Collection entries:
┄┄┄┄┄┄
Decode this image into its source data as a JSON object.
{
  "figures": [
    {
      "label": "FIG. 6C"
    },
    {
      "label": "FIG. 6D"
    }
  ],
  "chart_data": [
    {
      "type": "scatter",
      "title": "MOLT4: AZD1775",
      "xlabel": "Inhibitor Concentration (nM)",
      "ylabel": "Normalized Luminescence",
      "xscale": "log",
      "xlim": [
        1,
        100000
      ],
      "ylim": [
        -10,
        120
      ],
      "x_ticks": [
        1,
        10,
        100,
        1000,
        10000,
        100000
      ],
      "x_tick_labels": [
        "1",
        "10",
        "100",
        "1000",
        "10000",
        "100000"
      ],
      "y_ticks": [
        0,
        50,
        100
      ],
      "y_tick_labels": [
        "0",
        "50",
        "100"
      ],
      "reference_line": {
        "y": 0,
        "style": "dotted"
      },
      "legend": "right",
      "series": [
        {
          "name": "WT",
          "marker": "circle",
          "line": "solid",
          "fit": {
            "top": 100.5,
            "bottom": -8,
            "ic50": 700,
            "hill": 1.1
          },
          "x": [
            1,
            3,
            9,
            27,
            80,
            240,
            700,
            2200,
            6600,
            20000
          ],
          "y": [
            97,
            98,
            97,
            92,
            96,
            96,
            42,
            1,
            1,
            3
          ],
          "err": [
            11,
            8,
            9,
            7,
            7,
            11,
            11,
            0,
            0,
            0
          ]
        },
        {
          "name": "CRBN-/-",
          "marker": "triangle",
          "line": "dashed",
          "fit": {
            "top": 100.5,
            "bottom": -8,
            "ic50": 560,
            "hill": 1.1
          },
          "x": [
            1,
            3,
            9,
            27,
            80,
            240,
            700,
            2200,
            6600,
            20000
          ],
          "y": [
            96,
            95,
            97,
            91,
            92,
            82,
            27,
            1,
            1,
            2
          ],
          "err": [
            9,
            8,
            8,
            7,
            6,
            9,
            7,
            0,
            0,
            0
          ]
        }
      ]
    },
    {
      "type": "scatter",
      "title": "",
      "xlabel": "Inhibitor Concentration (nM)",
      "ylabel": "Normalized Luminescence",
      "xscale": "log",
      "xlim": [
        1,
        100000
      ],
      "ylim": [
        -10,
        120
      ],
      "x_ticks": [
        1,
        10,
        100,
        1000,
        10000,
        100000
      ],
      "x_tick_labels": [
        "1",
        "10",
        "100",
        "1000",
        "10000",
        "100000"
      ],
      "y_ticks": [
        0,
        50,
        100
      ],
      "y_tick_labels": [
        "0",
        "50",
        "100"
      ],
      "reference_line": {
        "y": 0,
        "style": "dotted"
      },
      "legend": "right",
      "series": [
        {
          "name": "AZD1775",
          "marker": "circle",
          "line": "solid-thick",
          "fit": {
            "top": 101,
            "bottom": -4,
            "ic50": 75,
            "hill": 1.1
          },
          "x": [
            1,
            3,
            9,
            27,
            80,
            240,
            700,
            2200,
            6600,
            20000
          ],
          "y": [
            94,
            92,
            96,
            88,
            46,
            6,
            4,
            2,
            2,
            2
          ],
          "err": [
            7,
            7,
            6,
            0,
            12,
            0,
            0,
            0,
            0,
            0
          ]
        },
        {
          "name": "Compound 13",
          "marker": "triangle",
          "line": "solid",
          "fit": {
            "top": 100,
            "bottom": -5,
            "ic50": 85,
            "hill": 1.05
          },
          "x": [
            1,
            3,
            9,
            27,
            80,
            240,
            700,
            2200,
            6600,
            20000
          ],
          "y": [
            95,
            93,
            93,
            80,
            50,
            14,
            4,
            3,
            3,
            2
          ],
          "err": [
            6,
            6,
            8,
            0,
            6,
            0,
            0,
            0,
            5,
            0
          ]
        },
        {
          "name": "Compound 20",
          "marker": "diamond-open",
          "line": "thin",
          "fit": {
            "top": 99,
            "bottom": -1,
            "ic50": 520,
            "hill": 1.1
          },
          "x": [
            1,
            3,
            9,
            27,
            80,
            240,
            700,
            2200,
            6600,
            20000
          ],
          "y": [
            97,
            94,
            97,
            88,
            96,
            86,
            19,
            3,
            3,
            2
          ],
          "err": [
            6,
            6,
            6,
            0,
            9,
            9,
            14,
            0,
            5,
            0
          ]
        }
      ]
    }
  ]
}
┄┄┄┄┄┄
Exercise description:
Copy out each line of the listing that holds "bottom".

Answer to this task:
            "bottom": -8,
            "bottom": -8,
            "bottom": -4,
            "bottom": -5,
            "bottom": -1,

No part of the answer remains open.